Your task: Of the lines in the entries, how many hold the word "JSON"? Give that number alone.

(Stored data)
-------------------------

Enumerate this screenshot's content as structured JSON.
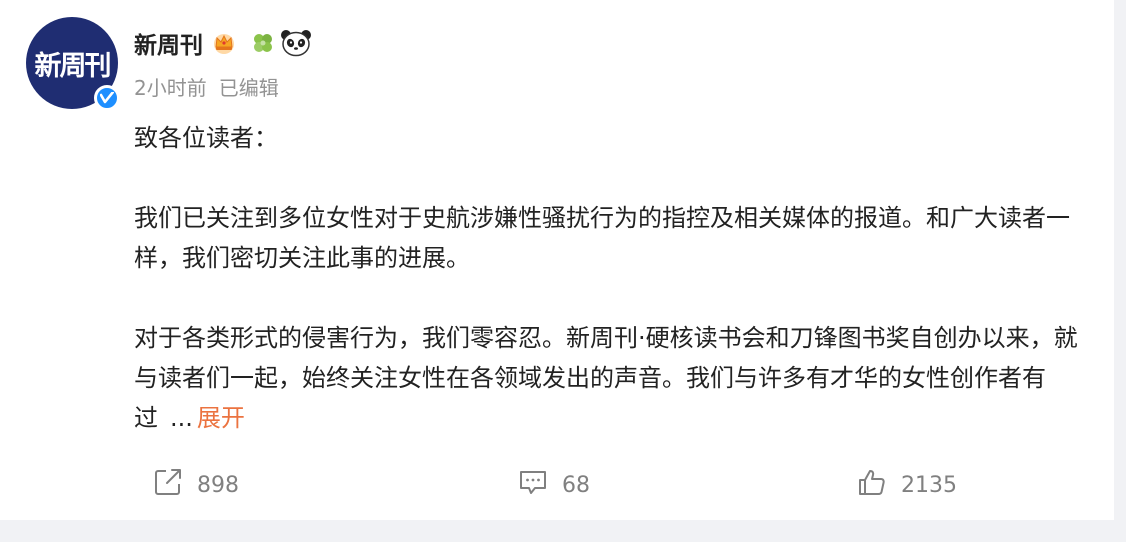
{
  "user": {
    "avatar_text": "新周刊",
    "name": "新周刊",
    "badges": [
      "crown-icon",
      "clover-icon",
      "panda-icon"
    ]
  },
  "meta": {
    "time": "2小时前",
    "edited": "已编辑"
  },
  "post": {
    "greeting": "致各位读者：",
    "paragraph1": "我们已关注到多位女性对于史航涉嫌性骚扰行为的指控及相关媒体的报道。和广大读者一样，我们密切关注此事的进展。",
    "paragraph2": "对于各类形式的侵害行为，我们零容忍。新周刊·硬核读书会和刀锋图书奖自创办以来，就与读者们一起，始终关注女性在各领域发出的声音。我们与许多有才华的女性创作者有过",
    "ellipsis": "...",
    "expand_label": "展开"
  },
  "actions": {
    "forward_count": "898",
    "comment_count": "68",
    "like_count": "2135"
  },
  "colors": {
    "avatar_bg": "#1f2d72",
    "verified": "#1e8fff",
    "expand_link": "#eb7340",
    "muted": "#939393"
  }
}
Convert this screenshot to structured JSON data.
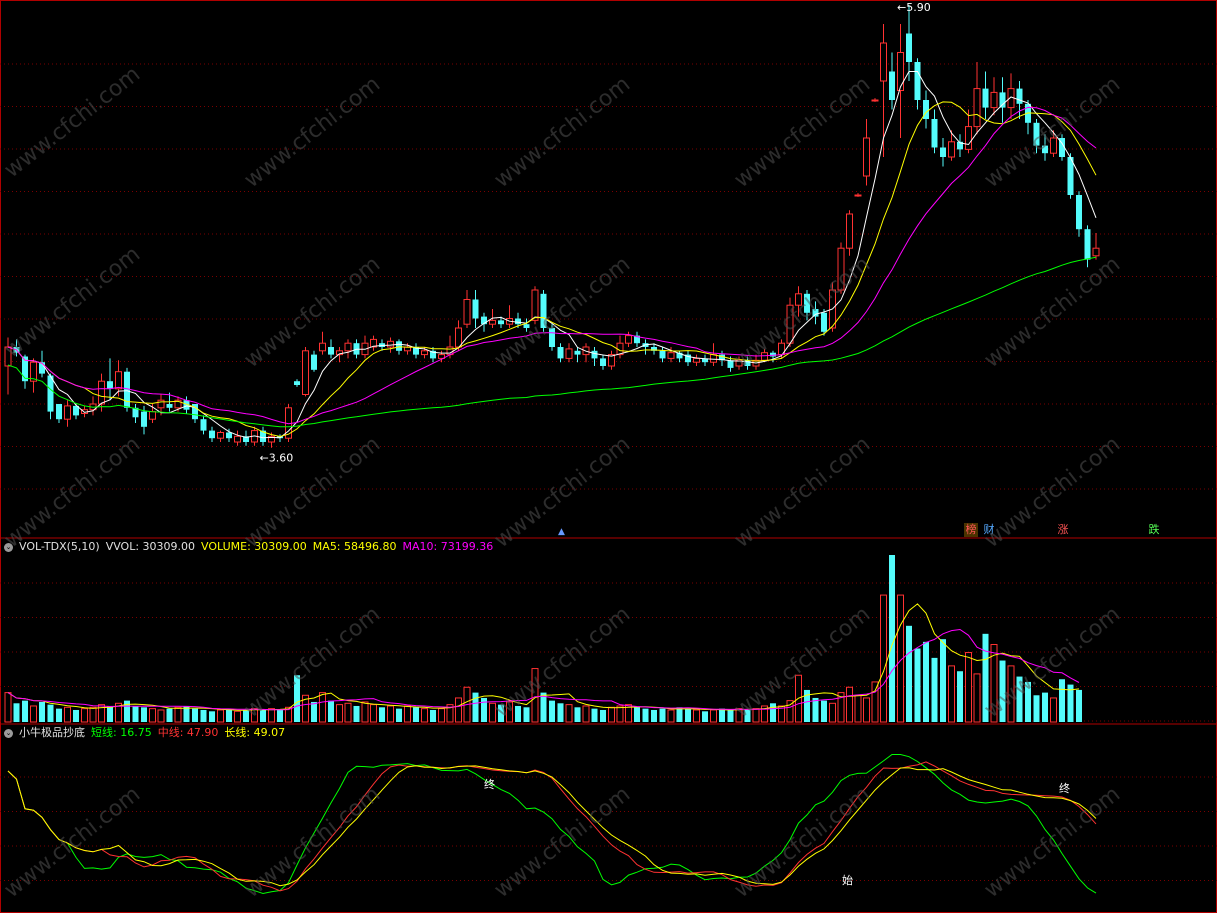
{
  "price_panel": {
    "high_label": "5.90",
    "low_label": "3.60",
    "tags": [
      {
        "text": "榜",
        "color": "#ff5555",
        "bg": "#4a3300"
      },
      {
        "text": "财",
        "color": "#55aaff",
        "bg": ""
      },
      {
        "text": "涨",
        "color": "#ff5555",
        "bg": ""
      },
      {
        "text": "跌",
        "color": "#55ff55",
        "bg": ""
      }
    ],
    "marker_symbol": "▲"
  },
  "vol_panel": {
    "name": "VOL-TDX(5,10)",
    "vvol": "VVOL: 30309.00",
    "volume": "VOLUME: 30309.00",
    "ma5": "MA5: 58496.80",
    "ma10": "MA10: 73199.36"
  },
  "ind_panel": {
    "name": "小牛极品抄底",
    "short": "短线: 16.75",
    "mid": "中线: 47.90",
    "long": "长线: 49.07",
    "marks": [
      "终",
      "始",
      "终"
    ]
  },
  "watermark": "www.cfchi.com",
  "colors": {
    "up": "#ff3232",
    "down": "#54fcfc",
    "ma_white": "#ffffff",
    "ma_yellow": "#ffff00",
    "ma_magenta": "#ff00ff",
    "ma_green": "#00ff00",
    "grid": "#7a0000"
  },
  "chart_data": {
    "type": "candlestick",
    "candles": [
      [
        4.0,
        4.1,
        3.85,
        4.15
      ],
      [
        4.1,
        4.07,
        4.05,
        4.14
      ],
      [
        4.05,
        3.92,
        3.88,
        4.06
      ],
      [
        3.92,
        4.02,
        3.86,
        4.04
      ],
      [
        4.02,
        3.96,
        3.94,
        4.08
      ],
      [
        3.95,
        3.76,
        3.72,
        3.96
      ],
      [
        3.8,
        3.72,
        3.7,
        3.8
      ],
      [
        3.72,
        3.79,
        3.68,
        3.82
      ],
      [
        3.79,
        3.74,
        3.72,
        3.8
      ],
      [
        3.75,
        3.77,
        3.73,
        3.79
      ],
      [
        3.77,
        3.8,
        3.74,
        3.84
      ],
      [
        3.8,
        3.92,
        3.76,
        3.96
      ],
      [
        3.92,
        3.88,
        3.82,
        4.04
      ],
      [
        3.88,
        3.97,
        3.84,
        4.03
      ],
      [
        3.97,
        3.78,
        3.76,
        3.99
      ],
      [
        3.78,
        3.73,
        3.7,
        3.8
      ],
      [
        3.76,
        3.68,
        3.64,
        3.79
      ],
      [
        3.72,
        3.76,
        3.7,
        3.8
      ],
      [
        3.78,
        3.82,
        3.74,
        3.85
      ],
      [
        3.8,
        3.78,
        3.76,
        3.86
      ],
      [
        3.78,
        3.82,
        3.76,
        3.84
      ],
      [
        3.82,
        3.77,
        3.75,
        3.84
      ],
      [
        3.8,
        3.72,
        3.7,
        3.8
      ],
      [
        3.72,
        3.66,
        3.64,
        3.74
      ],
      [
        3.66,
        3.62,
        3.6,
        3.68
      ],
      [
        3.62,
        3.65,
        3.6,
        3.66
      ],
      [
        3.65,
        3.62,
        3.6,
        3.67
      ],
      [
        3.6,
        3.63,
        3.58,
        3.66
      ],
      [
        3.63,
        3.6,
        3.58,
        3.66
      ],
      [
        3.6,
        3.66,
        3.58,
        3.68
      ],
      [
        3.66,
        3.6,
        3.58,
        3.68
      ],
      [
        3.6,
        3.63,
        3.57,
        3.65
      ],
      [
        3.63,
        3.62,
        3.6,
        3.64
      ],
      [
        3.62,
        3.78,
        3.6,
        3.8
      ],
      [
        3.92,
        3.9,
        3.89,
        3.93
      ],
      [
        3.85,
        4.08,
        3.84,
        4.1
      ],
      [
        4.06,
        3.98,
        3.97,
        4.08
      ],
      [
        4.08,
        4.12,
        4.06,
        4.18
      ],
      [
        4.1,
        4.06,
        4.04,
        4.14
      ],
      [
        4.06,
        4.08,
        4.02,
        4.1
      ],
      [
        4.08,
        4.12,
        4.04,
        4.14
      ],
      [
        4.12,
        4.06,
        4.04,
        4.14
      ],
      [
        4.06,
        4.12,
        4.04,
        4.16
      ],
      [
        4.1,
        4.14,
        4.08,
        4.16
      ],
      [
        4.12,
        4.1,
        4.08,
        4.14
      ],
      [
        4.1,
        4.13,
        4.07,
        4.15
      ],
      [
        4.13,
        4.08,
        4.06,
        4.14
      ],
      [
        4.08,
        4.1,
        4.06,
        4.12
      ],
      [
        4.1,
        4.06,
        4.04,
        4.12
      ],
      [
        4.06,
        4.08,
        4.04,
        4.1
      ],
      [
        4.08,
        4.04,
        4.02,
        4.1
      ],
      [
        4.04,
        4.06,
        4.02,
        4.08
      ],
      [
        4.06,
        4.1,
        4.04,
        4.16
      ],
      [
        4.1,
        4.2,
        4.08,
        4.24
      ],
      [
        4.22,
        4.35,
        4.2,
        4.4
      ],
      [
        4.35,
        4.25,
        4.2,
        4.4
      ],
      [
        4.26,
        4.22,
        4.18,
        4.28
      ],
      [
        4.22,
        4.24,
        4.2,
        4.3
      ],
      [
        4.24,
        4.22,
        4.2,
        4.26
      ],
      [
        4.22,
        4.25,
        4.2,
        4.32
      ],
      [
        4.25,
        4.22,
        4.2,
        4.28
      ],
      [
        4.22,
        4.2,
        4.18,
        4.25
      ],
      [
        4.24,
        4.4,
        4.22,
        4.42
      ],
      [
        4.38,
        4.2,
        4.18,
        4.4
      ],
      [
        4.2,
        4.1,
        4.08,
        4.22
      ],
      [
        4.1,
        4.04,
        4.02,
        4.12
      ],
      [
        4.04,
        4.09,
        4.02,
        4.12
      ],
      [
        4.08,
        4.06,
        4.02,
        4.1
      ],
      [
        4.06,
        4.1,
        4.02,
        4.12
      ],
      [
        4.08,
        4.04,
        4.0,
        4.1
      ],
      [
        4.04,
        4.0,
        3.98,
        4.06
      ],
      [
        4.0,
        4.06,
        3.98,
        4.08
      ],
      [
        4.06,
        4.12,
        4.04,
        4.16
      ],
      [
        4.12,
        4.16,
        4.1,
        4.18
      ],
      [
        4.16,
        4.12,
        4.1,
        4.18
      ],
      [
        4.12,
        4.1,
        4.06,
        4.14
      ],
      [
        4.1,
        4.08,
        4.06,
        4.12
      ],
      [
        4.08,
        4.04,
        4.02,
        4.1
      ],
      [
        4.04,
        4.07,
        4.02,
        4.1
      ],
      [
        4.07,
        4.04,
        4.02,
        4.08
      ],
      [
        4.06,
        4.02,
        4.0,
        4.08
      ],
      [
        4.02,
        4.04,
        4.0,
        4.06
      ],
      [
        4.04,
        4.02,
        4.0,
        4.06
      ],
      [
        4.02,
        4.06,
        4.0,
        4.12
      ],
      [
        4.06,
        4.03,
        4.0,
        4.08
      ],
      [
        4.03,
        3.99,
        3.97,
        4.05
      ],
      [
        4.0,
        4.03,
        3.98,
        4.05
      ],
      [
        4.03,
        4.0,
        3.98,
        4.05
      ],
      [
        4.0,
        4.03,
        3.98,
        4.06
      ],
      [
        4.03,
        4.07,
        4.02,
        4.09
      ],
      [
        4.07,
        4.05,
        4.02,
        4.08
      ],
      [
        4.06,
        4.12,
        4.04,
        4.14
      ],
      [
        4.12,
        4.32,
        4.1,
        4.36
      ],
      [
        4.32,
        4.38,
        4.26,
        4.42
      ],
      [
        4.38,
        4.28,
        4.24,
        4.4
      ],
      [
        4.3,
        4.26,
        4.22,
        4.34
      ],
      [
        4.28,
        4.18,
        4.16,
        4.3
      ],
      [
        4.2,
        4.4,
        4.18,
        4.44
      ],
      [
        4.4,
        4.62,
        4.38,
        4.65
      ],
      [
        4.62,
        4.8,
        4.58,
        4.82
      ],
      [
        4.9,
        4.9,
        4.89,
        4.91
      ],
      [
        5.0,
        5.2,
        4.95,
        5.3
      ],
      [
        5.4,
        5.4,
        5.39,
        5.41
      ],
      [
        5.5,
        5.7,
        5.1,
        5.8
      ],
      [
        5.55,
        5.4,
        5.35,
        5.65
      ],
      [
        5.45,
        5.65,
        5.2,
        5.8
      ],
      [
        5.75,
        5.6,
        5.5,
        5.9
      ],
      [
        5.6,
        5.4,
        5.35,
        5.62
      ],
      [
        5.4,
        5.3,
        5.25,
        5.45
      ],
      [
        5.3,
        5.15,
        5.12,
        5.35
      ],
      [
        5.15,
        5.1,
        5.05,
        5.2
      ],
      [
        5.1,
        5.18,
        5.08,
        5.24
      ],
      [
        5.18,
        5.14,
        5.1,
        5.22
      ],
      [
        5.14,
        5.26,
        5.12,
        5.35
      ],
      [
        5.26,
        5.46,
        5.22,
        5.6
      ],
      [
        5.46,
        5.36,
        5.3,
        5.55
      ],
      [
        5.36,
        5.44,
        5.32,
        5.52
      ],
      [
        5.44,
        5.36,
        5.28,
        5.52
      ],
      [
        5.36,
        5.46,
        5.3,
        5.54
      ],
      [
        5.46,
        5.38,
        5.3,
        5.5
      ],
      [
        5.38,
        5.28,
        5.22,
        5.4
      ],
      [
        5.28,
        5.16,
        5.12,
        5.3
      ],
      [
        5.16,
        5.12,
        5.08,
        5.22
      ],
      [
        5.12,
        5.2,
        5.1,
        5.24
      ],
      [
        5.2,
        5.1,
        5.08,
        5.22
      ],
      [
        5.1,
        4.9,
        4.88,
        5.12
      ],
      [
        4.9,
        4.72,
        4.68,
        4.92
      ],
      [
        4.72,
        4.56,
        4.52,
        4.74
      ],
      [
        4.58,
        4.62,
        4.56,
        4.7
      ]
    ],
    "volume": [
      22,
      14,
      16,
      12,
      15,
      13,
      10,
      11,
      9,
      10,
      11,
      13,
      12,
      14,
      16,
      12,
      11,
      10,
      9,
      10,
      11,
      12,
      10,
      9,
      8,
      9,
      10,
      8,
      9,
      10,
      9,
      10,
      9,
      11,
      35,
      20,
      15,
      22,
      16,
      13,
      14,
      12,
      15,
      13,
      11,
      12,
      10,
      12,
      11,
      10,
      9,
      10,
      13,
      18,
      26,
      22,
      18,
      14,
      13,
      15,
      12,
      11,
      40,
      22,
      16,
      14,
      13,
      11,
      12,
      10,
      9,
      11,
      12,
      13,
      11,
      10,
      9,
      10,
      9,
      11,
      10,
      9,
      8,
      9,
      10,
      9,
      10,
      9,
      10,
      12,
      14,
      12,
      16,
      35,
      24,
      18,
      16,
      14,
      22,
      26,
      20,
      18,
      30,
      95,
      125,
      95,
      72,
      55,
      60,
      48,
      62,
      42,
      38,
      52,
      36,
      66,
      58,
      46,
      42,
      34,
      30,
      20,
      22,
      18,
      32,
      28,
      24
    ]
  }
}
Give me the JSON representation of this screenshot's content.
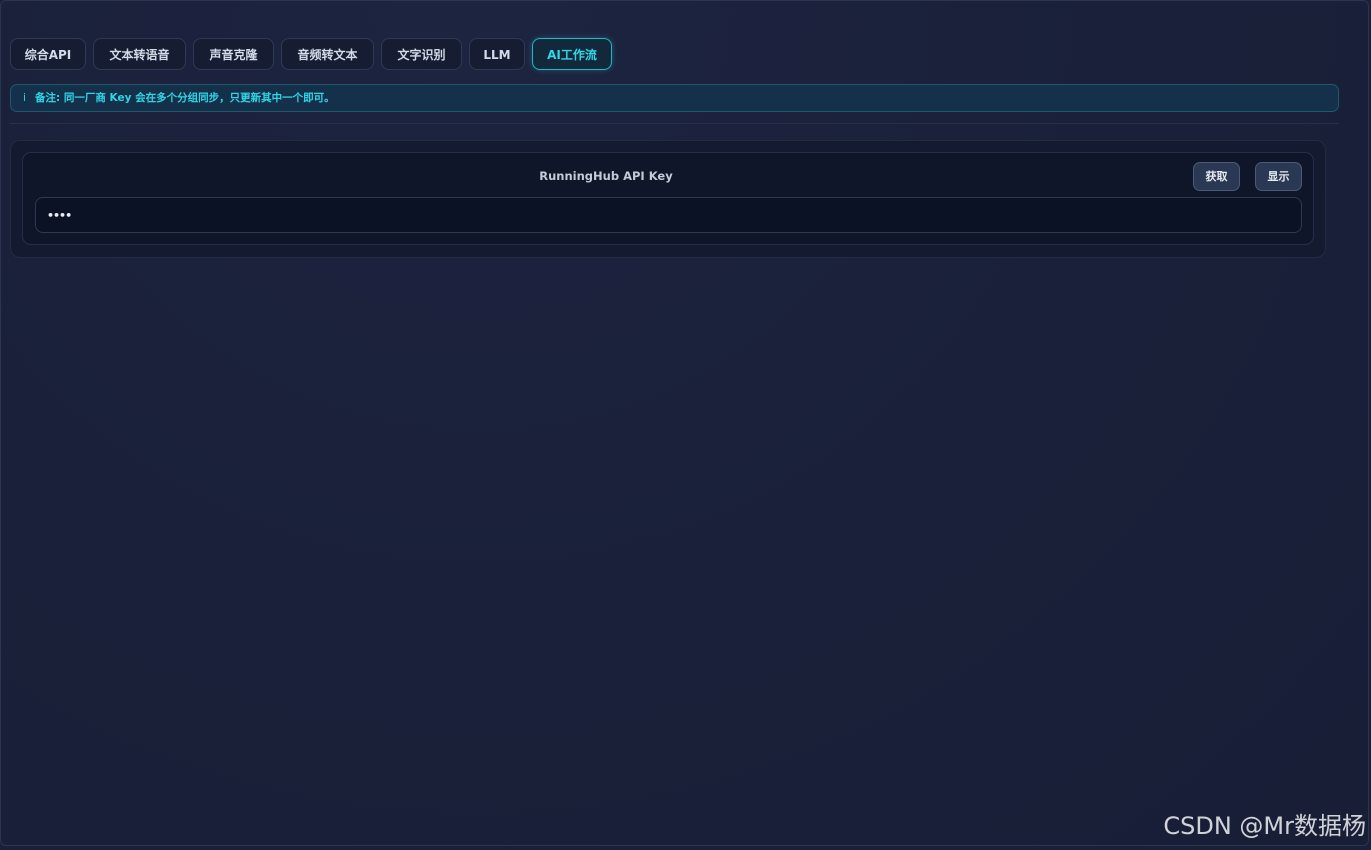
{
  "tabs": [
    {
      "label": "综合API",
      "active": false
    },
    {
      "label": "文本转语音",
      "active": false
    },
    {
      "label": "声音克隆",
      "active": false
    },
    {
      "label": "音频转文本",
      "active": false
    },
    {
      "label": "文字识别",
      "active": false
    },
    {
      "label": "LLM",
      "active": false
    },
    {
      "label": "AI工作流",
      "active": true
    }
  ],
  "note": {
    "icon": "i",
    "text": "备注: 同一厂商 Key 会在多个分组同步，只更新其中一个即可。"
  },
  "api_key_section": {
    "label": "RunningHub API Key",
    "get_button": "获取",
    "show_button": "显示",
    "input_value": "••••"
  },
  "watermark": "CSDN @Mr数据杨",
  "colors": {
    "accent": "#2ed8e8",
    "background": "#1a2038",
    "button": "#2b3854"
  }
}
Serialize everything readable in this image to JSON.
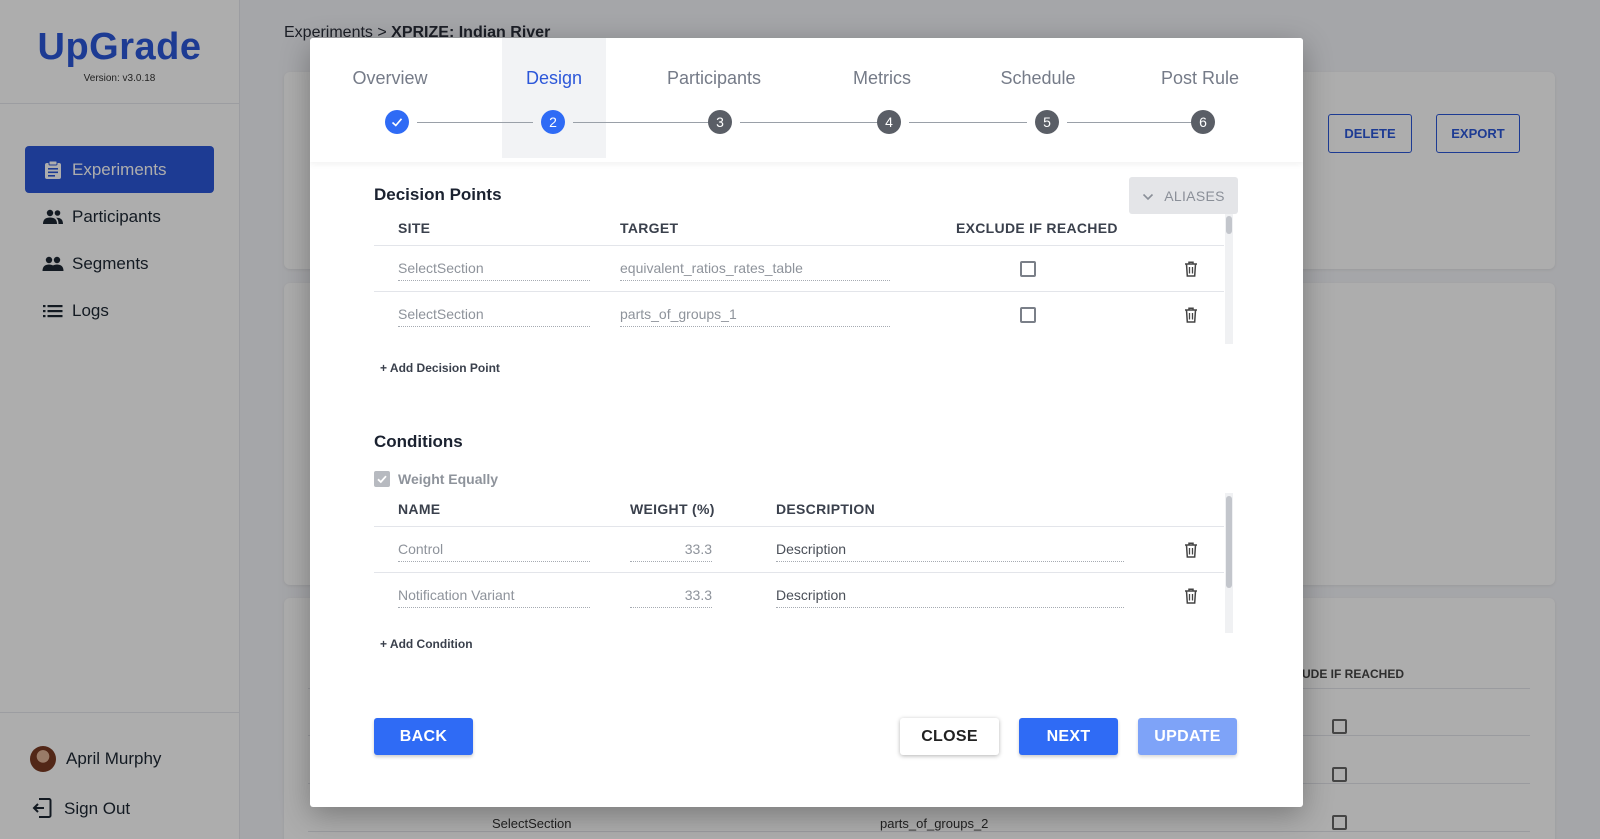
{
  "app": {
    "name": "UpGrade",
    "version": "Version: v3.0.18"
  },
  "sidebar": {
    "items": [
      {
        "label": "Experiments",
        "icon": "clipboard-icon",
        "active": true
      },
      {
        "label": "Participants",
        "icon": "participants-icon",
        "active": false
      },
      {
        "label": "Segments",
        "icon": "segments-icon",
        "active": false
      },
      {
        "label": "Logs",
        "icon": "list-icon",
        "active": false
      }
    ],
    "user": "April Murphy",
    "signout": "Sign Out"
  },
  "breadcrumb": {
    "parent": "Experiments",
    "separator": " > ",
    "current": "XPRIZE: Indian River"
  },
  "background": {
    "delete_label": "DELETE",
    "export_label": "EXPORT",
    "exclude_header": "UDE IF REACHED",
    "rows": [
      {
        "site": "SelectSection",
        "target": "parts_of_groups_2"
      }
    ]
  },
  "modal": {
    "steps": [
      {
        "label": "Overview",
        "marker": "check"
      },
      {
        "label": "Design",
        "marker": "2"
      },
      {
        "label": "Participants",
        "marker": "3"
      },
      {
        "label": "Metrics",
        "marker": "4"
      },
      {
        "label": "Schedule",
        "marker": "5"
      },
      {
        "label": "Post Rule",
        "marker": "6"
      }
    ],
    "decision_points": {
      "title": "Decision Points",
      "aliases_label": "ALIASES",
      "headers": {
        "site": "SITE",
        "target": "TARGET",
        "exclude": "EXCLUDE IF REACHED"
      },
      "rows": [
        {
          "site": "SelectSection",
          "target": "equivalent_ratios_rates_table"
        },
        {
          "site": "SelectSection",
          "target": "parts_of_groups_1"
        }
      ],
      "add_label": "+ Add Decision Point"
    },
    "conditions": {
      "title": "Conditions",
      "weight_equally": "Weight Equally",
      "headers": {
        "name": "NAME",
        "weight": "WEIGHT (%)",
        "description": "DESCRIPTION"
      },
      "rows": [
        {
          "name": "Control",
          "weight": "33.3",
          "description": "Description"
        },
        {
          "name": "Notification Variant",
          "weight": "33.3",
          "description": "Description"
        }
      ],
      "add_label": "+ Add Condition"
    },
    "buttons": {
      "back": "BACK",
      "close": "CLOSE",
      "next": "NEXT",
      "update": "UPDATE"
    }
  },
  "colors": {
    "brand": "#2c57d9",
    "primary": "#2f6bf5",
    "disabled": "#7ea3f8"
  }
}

-------------------------

Result below: 4